- GIVEN REQUEST -
Filter the records below for the word "Remarks". Copy each line that holds it.

- Stored entries -
##########

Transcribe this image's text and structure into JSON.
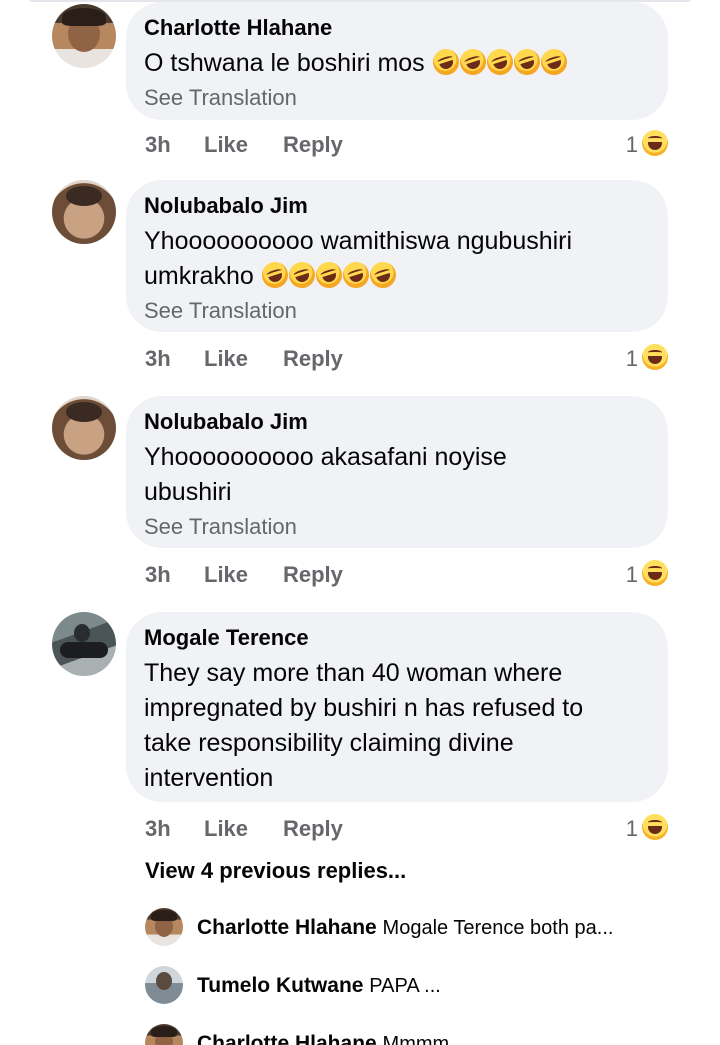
{
  "comments": [
    {
      "author": "Charlotte Hlahane",
      "text": "O tshwana le boshiri mos",
      "emoji_count": 5,
      "translate": "See Translation",
      "time": "3h",
      "like": "Like",
      "reply": "Reply",
      "reactions": "1"
    },
    {
      "author": "Nolubabalo Jim",
      "text_line1": "Yhoooooooooo wamithiswa ngubushiri",
      "text_line2": "umkrakho",
      "emoji_count": 5,
      "translate": "See Translation",
      "time": "3h",
      "like": "Like",
      "reply": "Reply",
      "reactions": "1"
    },
    {
      "author": "Nolubabalo Jim",
      "text_line1": "Yhoooooooooo akasafani noyise",
      "text_line2": "ubushiri",
      "translate": "See Translation",
      "time": "3h",
      "like": "Like",
      "reply": "Reply",
      "reactions": "1"
    },
    {
      "author": "Mogale Terence",
      "text_line1": "They say more than 40 woman where",
      "text_line2": "impregnated by bushiri n has refused to",
      "text_line3": "take responsibility claiming divine",
      "text_line4": "intervention",
      "time": "3h",
      "like": "Like",
      "reply": "Reply",
      "reactions": "1"
    }
  ],
  "view_previous": "View 4 previous replies...",
  "replies": [
    {
      "author": "Charlotte Hlahane",
      "text": "Mogale Terence both pa..."
    },
    {
      "author": "Tumelo Kutwane",
      "text": "PAPA ..."
    },
    {
      "author": "Charlotte Hlahane",
      "text": "Mmmm"
    }
  ],
  "icons": {
    "reaction": "haha-reaction-icon",
    "emoji": "rolling-on-floor-laughing-emoji"
  }
}
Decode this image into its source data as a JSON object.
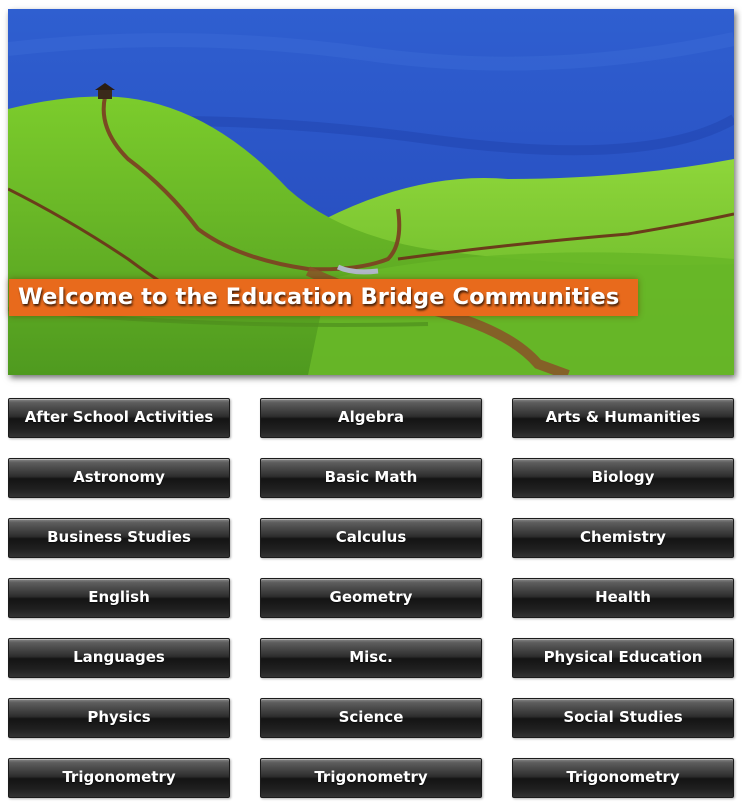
{
  "banner": {
    "title": "Welcome to the Education Bridge Communities"
  },
  "colors": {
    "sky": "#2b53c4",
    "hills": "#6fbf2a",
    "banner": "#e86a1c",
    "button_dark": "#1a1a1a"
  },
  "buttons": [
    [
      "After School Activities",
      "Algebra",
      "Arts & Humanities"
    ],
    [
      "Astronomy",
      "Basic Math",
      "Biology"
    ],
    [
      "Business Studies",
      "Calculus",
      "Chemistry"
    ],
    [
      "English",
      "Geometry",
      "Health"
    ],
    [
      "Languages",
      "Misc.",
      "Physical Education"
    ],
    [
      "Physics",
      "Science",
      "Social Studies"
    ],
    [
      "Trigonometry",
      "Trigonometry",
      "Trigonometry"
    ]
  ]
}
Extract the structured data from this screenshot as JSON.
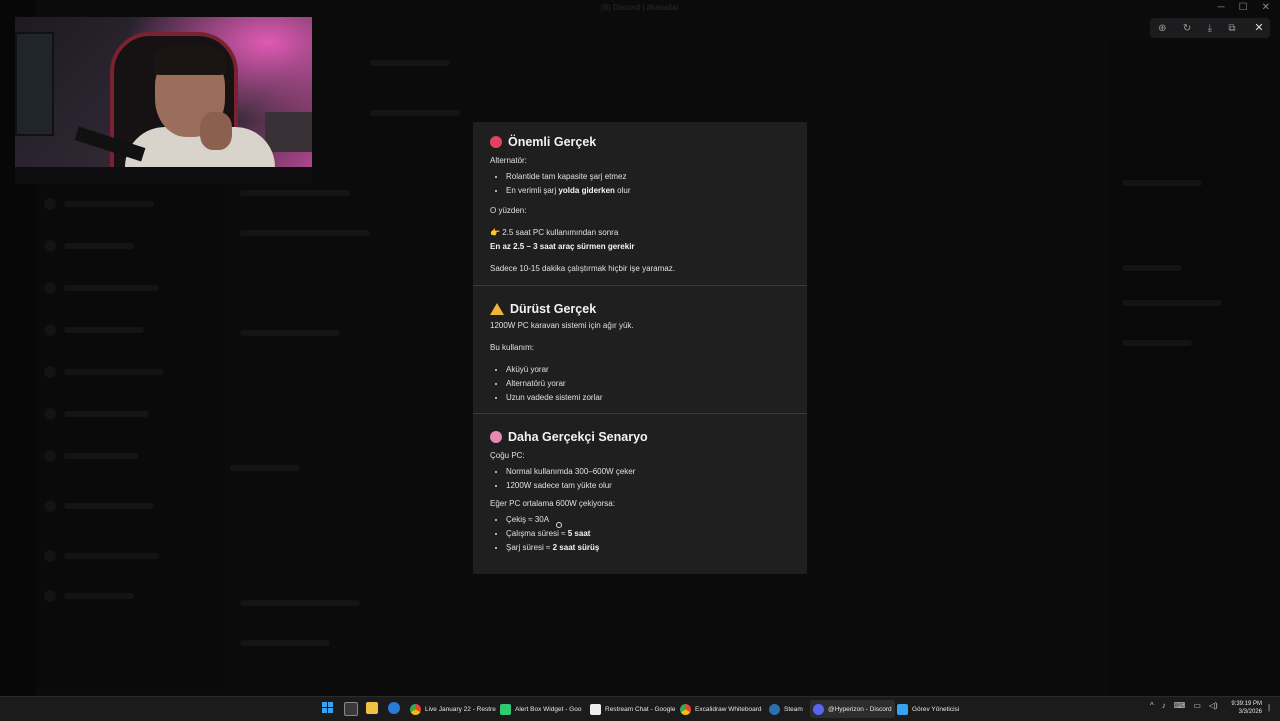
{
  "background_app": {
    "title": "(8) Discord | #kanallar"
  },
  "viewer_tools": [
    "zoom-in-icon",
    "rotate-icon",
    "download-icon",
    "open-external-icon",
    "more-icon"
  ],
  "webcam": {
    "label": "Streamer webcam"
  },
  "popup": {
    "section1": {
      "icon": "red-circle-icon",
      "title": "Önemli Gerçek",
      "intro": "Alternatör:",
      "bullets": [
        {
          "pre": "Rolantide tam kapasite şarj etmez",
          "bold": "",
          "post": ""
        },
        {
          "pre": "En verimli şarj ",
          "bold": "yolda giderken",
          "post": " olur"
        }
      ],
      "therefore": "O yüzden:",
      "point_icon": "👉",
      "point_text": "2.5 saat PC kullanımından sonra",
      "point_bold": "En az 2.5 – 3 saat araç sürmen gerekir",
      "note": "Sadece 10-15 dakika çalıştırmak hiçbir işe yaramaz."
    },
    "section2": {
      "icon": "warning-icon",
      "title": "Dürüst Gerçek",
      "intro": "1200W PC karavan sistemi için ağır yük.",
      "lead": "Bu kullanım:",
      "bullets": [
        "Aküyü yorar",
        "Alternatörü yorar",
        "Uzun vadede sistemi zorlar"
      ]
    },
    "section3": {
      "icon": "brain-icon",
      "title": "Daha Gerçekçi Senaryo",
      "intro": "Çoğu PC:",
      "bullets": [
        "Normal kullanımda 300–600W çeker",
        "1200W sadece tam yükte olur"
      ],
      "lead": "Eğer PC ortalama 600W çekiyorsa:",
      "calc": [
        {
          "pre": "Çekiş ≈ 30A",
          "bold": ""
        },
        {
          "pre": "Çalışma süresi ≈ ",
          "bold": "5 saat"
        },
        {
          "pre": "Şarj süresi ≈ ",
          "bold": "2 saat sürüş"
        }
      ]
    }
  },
  "taskbar": {
    "apps": [
      {
        "label": "Live January 22 - Restre",
        "color": "#4caf50"
      },
      {
        "label": "Alert Box Widget - Goo",
        "color": "#2ecc71"
      },
      {
        "label": "Restream Chat - Google",
        "color": "#eeeeee"
      },
      {
        "label": "Excalidraw Whiteboard",
        "color": "#4caf50"
      },
      {
        "label": "Steam",
        "color": "#2a6fb0"
      },
      {
        "label": "@Hyperizon - Discord",
        "color": "#5865f2"
      },
      {
        "label": "Görev Yöneticisi",
        "color": "#3aa0f0"
      }
    ],
    "time": "9:39:19 PM",
    "date": "3/3/2026"
  }
}
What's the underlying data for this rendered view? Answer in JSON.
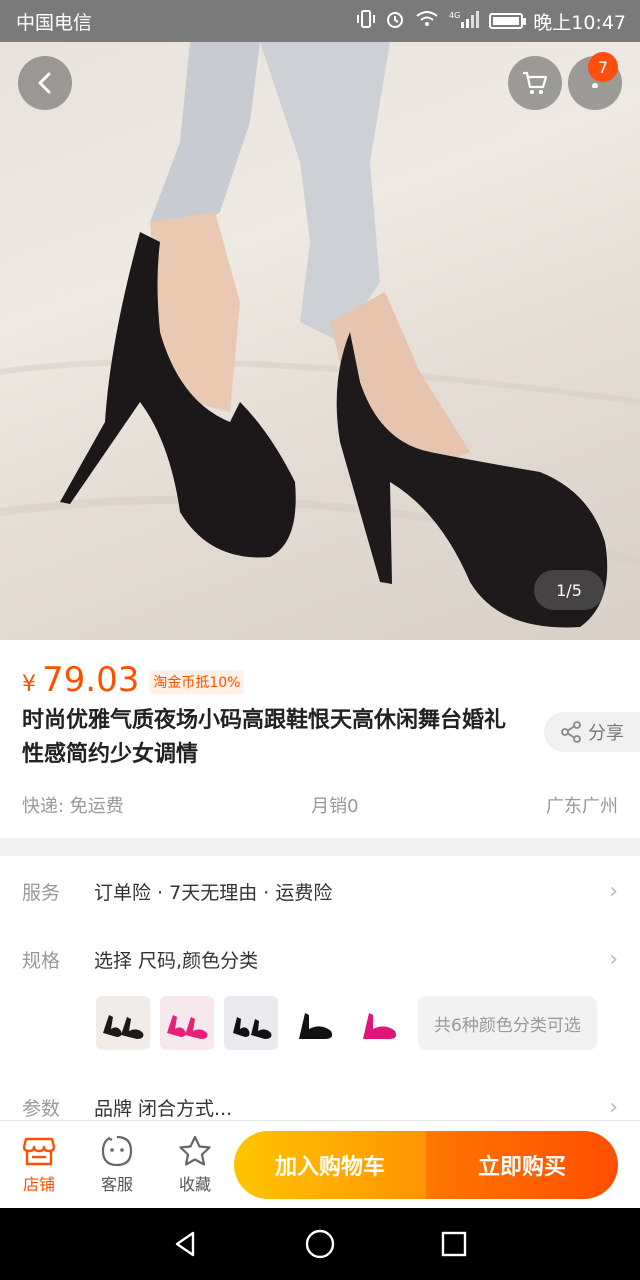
{
  "status_bar": {
    "carrier": "中国电信",
    "time": "晚上10:47",
    "network": "4G"
  },
  "hero": {
    "cart_badge_count": "7",
    "pager": "1/5",
    "background_colors": [
      "#e8e2dc",
      "#d9d1c8"
    ]
  },
  "product": {
    "currency": "¥",
    "price": "79.03",
    "coin_tag": "淘金币抵10%",
    "title": "时尚优雅气质夜场小码高跟鞋恨天高休闲舞台婚礼性感简约少女调情",
    "share_label": "分享",
    "shipping": "快递: 免运费",
    "monthly_sales": "月销0",
    "location": "广东广州"
  },
  "specs": {
    "service_key": "服务",
    "service_value": "订单险 · 7天无理由 · 运费险",
    "spec_key": "规格",
    "spec_value": "选择 尺码,颜色分类",
    "color_thumbs": [
      "black-pair",
      "pink-pair",
      "black-pair-2",
      "black-single",
      "pink-single"
    ],
    "more_colors": "共6种颜色分类可选",
    "param_key": "参数",
    "param_value": "品牌 闭合方式..."
  },
  "action_bar": {
    "store_label": "店铺",
    "service_label": "客服",
    "favorite_label": "收藏",
    "add_to_cart": "加入购物车",
    "buy_now": "立即购买"
  },
  "colors": {
    "accent": "#ff5000",
    "cart_gradient": [
      "#ffc500",
      "#ff9402"
    ],
    "buy_gradient": [
      "#ff7700",
      "#ff4e00"
    ]
  }
}
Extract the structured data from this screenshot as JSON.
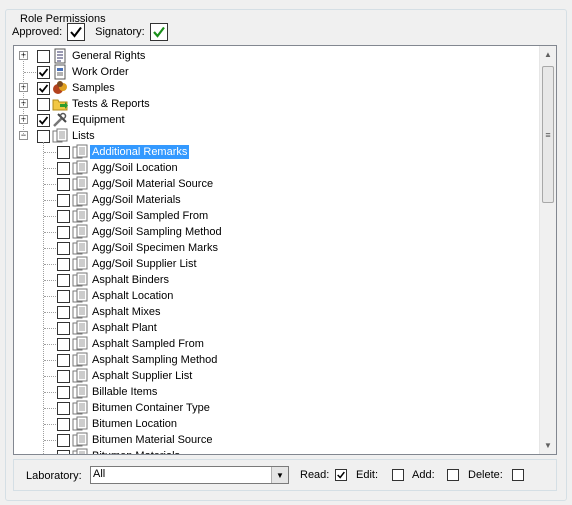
{
  "group_title": "Role Permissions",
  "flags": {
    "approved_label": "Approved:",
    "approved_checked": true,
    "signatory_label": "Signatory:",
    "signatory_checked": true
  },
  "tree": {
    "top_items": [
      {
        "label": "General Rights",
        "checked": false,
        "icon": "list-icon"
      },
      {
        "label": "Work Order",
        "checked": true,
        "icon": "document-icon"
      },
      {
        "label": "Samples",
        "checked": true,
        "icon": "samples-icon"
      },
      {
        "label": "Tests & Reports",
        "checked": false,
        "icon": "folder-arrow-icon"
      },
      {
        "label": "Equipment",
        "checked": true,
        "icon": "tools-icon"
      },
      {
        "label": "Lists",
        "checked": false,
        "icon": "lists-icon"
      }
    ],
    "list_items": [
      "Additional Remarks",
      "Agg/Soil Location",
      "Agg/Soil Material Source",
      "Agg/Soil Materials",
      "Agg/Soil Sampled From",
      "Agg/Soil Sampling Method",
      "Agg/Soil Specimen Marks",
      "Agg/Soil Supplier List",
      "Asphalt Binders",
      "Asphalt Location",
      "Asphalt Mixes",
      "Asphalt Plant",
      "Asphalt Sampled From",
      "Asphalt Sampling Method",
      "Asphalt Supplier List",
      "Billable Items",
      "Bitumen Container Type",
      "Bitumen Location",
      "Bitumen Material Source",
      "Bitumen Materials"
    ],
    "selected_item": "Additional Remarks"
  },
  "footer": {
    "laboratory_label": "Laboratory:",
    "laboratory_value": "All",
    "read_label": "Read:",
    "read_checked": true,
    "edit_label": "Edit:",
    "edit_checked": false,
    "add_label": "Add:",
    "add_checked": false,
    "delete_label": "Delete:",
    "delete_checked": false
  }
}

##########

- FINAL RESULT -
      "Additional Remarks",
    "selected_item": "Additional Remarks"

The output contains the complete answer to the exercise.